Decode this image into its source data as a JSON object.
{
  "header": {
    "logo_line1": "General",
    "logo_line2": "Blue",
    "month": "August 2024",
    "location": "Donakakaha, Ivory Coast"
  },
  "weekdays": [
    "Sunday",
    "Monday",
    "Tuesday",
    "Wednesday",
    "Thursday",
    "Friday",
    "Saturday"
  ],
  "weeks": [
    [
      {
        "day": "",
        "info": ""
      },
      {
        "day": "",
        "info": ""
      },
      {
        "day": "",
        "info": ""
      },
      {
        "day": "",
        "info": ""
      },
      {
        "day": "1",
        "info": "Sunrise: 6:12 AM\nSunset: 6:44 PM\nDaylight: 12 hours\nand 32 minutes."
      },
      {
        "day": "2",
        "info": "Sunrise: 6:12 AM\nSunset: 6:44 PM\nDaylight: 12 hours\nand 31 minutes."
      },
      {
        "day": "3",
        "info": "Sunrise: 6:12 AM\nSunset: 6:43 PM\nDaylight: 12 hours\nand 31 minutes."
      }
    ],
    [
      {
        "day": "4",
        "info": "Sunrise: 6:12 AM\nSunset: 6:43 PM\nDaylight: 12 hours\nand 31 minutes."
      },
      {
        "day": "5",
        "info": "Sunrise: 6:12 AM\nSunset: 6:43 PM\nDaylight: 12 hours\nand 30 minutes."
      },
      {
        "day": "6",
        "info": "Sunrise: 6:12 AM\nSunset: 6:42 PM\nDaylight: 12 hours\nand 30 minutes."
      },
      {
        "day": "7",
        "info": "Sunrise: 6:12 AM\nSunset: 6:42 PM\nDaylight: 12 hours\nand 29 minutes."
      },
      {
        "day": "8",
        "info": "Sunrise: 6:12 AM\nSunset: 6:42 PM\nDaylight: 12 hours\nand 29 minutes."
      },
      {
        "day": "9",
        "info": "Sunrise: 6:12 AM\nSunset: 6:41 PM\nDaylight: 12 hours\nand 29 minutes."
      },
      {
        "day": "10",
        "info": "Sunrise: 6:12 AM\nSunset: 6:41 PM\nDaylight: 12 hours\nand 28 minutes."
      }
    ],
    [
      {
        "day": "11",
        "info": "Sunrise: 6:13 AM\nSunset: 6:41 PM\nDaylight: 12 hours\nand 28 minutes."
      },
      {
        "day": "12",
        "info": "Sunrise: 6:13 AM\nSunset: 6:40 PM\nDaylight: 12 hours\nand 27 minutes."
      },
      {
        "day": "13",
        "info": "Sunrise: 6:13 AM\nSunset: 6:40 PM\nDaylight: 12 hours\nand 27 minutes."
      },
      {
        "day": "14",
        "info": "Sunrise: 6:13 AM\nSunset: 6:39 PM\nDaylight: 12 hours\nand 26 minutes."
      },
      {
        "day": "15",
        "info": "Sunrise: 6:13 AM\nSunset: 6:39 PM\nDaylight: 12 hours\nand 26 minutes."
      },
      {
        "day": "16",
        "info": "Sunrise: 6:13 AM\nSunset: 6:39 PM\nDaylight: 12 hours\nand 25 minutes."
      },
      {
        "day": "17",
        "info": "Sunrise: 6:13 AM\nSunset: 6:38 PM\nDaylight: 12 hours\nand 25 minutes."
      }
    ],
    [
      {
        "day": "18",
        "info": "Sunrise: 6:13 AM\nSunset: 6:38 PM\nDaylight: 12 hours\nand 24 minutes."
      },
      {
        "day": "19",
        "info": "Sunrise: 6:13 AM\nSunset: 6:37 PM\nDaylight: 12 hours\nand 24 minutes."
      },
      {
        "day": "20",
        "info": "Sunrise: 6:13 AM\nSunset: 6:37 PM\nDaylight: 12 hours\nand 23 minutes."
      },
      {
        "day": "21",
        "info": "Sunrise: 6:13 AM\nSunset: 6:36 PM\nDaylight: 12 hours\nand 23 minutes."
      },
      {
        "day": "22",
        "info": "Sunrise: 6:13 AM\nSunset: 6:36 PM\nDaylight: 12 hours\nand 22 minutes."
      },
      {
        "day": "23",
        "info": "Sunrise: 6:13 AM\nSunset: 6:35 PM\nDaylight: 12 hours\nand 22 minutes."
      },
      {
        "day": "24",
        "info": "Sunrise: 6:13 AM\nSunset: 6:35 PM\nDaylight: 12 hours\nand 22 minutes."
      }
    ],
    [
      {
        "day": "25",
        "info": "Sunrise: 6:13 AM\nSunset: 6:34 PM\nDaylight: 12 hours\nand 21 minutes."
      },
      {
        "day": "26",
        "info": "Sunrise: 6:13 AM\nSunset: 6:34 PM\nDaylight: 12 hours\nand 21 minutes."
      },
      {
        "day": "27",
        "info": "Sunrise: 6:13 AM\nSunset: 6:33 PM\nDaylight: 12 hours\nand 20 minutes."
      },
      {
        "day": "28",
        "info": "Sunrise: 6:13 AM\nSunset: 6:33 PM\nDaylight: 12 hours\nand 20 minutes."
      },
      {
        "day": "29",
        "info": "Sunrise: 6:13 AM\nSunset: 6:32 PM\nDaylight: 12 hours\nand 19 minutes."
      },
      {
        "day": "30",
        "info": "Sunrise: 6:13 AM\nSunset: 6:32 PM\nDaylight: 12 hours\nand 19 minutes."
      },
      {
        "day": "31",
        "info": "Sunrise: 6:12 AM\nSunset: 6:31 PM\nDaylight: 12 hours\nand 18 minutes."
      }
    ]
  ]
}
* * *
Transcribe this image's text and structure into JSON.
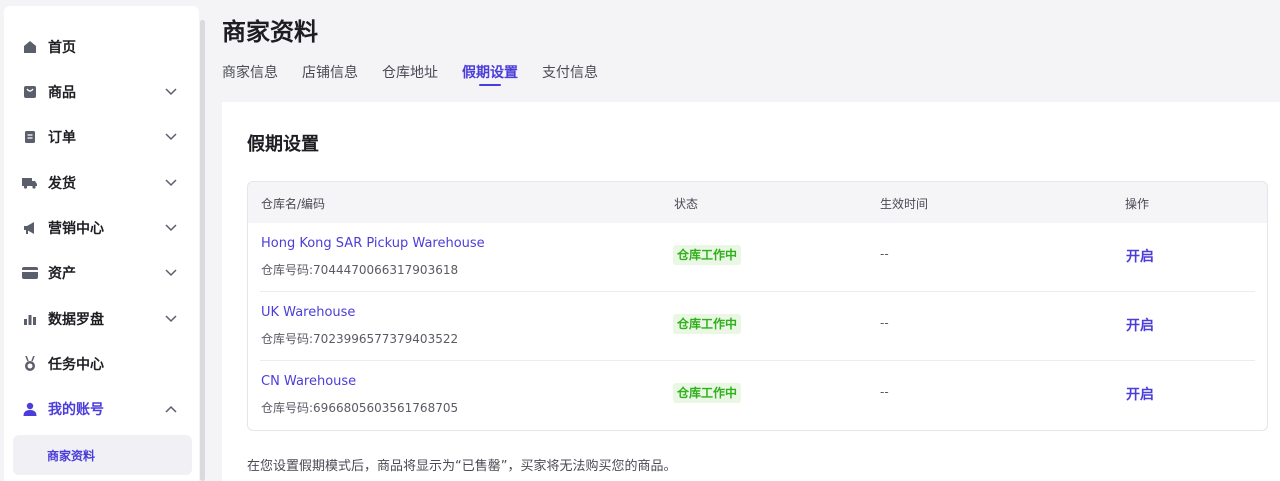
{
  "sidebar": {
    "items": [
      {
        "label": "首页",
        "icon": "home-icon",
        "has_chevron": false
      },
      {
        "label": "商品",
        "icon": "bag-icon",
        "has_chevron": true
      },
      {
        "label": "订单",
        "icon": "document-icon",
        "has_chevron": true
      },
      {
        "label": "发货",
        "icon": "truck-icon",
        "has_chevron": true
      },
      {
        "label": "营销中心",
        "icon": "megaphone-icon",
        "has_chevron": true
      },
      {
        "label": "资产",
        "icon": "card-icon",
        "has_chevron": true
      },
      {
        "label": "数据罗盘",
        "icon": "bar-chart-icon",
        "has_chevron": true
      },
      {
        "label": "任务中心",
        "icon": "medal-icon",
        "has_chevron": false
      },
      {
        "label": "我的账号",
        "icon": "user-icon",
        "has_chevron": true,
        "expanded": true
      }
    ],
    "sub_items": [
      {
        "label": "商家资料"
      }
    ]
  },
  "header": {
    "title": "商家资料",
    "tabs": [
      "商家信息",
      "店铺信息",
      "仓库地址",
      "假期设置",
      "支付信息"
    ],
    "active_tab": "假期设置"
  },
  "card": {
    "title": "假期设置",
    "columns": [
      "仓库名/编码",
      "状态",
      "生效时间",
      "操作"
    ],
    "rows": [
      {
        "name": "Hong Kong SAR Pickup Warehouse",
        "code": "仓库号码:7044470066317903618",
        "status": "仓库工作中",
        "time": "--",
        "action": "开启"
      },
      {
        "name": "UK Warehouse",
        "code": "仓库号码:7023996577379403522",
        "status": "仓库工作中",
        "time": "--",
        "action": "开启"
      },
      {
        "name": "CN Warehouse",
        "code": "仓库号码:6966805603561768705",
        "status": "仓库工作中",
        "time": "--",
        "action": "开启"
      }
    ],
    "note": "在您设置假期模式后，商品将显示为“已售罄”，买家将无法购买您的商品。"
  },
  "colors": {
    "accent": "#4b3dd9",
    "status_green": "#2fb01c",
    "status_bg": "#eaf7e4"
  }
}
* * *
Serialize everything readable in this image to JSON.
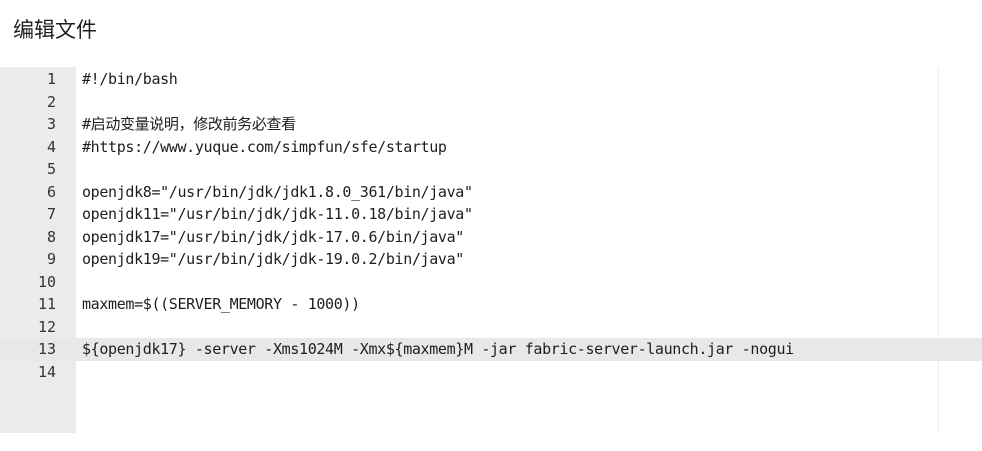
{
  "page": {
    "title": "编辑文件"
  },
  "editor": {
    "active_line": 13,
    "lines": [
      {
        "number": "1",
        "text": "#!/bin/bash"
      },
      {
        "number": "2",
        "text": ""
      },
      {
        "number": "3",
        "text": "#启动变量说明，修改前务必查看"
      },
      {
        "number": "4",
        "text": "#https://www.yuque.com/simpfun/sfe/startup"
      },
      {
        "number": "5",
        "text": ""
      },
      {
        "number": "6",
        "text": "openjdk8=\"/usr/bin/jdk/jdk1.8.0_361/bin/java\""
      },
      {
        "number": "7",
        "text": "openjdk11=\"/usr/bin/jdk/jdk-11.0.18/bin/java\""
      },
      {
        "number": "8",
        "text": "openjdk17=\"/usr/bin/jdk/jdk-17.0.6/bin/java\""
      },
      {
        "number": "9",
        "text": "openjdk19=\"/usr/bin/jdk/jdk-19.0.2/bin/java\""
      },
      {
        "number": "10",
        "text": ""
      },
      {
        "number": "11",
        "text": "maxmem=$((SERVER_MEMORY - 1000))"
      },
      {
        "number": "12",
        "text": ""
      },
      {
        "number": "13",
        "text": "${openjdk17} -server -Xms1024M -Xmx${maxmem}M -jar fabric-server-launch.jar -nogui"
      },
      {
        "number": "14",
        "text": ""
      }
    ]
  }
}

• _Set exercise_
List all lines where "this" occurs.

• _Worked solution_
Decode this image into its source data as a JSON object.
Transcribe this image's text and structure into JSON.
Serialize everything readable in this image to JSON.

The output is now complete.